● Task brief
Where the data below has the string "this", return the whole line.

[Recorded data]
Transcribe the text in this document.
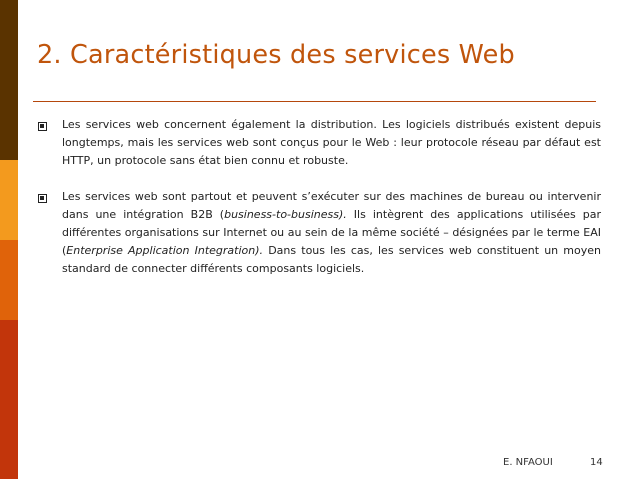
2. Caractéristiques des services Web

Les services web concernent également la distribution. Les logiciels distribués existent depuis longtemps, mais les services web sont conçus pour le Web : leur protocole réseau par défaut est HTTP, un protocole sans état bien connu et robuste.

Les services web sont partout et peuvent s’exécuter sur des machines de bureau ou intervenir dans une intégration B2B (business-to-business). Ils intègrent des applications utilisées par différentes organisations sur Internet ou au sein de la même société – désignées par le terme EAI (Enterprise Application Integration). Dans tous les cas, les services web constituent un moyen standard de connecter différents composants logiciels.

E. NFAOUI	14
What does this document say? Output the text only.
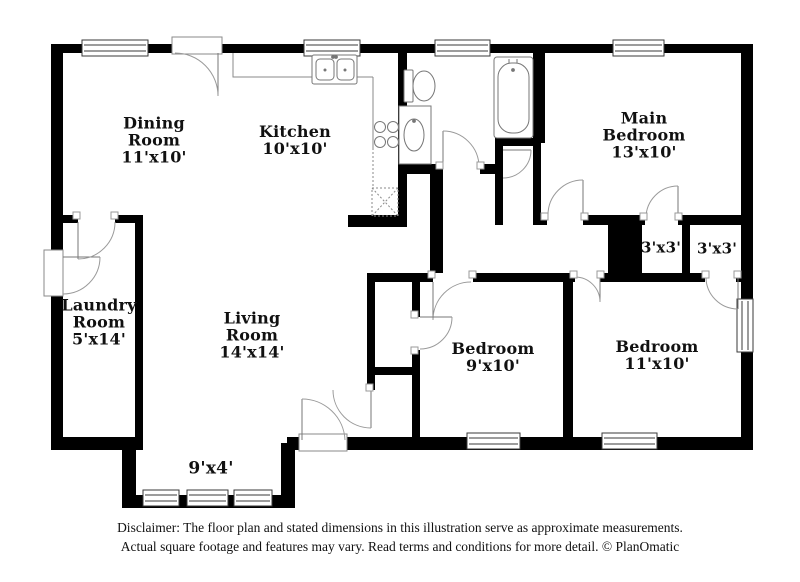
Dining
Room
11'x10'
Kitchen
10'x10'
Main
Bedroom
13'x10'
Laundry
Room
5'x14'
Living
Room
14'x14'	Bedroom
9'x10'
Bedroom
11'x10'
3'x3' 3'x3'
9'x4'
Disclaimer: The floor plan and stated dimensions in this illustration serve as approximate measurements.
Actual square footage and features may vary. Read terms and conditions for more detail. © PlanOmatic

● Task response
Transcribe the text in this document.
What does this document say? Output the text only.
Disclaimer: The floor plan and stated dimensions in this illustration serve as approximate measurements.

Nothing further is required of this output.